__Data provided__.
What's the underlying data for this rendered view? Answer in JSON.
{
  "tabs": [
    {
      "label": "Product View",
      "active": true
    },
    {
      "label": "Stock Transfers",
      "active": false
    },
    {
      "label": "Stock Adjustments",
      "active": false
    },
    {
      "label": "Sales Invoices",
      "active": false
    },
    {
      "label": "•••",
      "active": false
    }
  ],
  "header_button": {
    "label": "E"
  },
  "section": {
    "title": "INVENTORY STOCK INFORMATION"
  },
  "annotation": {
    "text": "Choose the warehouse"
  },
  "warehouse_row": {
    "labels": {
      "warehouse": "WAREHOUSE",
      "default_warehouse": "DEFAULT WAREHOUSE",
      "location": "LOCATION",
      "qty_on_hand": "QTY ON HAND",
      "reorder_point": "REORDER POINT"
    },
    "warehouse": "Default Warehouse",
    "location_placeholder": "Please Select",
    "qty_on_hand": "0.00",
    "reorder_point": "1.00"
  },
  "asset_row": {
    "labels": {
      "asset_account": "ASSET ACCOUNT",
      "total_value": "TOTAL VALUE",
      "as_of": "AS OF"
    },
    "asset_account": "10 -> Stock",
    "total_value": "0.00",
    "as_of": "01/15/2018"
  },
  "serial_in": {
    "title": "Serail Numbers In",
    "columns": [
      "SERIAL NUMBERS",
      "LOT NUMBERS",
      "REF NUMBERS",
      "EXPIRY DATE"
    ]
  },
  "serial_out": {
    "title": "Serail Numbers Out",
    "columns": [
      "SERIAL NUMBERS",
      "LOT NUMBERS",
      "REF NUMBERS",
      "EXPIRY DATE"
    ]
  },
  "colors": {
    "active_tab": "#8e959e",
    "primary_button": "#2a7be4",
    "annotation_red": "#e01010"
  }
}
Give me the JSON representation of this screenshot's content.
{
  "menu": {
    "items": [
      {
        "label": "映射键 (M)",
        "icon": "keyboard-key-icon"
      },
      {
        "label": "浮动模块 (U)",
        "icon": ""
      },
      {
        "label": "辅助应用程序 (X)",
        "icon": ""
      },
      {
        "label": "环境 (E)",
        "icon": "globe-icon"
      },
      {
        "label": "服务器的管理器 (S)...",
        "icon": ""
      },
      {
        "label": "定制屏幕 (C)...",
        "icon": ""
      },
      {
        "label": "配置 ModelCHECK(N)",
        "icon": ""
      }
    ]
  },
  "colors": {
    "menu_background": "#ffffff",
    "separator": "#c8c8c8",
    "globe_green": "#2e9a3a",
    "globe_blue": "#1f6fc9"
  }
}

__Written request__. All of the entries should be written out again exactly.

__Result of this exercise__.
What's the underlying data for this rendered view? Answer in JSON.
{
  "tabs": [
    {
      "label": "Product View",
      "active": true
    },
    {
      "label": "Stock Transfers",
      "active": false
    },
    {
      "label": "Stock Adjustments",
      "active": false
    },
    {
      "label": "Sales Invoices",
      "active": false
    },
    {
      "label": "•••",
      "active": false
    }
  ],
  "header_button": {
    "label": "E"
  },
  "section": {
    "title": "INVENTORY STOCK INFORMATION"
  },
  "annotation": {
    "text": "Choose the warehouse"
  },
  "warehouse_row": {
    "labels": {
      "warehouse": "WAREHOUSE",
      "default_warehouse": "DEFAULT WAREHOUSE",
      "location": "LOCATION",
      "qty_on_hand": "QTY ON HAND",
      "reorder_point": "REORDER POINT"
    },
    "warehouse": "Default Warehouse",
    "location_placeholder": "Please Select",
    "qty_on_hand": "0.00",
    "reorder_point": "1.00"
  },
  "asset_row": {
    "labels": {
      "asset_account": "ASSET ACCOUNT",
      "total_value": "TOTAL VALUE",
      "as_of": "AS OF"
    },
    "asset_account": "10 -> Stock",
    "total_value": "0.00",
    "as_of": "01/15/2018"
  },
  "serial_in": {
    "title": "Serail Numbers In",
    "columns": [
      "SERIAL NUMBERS",
      "LOT NUMBERS",
      "REF NUMBERS",
      "EXPIRY DATE"
    ]
  },
  "serial_out": {
    "title": "Serail Numbers Out",
    "columns": [
      "SERIAL NUMBERS",
      "LOT NUMBERS",
      "REF NUMBERS",
      "EXPIRY DATE"
    ]
  },
  "colors": {
    "active_tab": "#8e959e",
    "primary_button": "#2a7be4",
    "annotation_red": "#e01010"
  }
}
Give me the JSON representation of this screenshot's content.
{
  "menu": {
    "items": [
      {
        "label": "映射键 (M)",
        "icon": "keyboard-key-icon"
      },
      {
        "label": "浮动模块 (U)",
        "icon": ""
      },
      {
        "label": "辅助应用程序 (X)",
        "icon": ""
      },
      {
        "label": "环境 (E)",
        "icon": "globe-icon"
      },
      {
        "label": "服务器的管理器 (S)...",
        "icon": ""
      },
      {
        "label": "定制屏幕 (C)...",
        "icon": ""
      },
      {
        "label": "配置 ModelCHECK(N)",
        "icon": ""
      }
    ]
  },
  "colors": {
    "menu_background": "#ffffff",
    "separator": "#c8c8c8",
    "globe_green": "#2e9a3a",
    "globe_blue": "#1f6fc9"
  }
}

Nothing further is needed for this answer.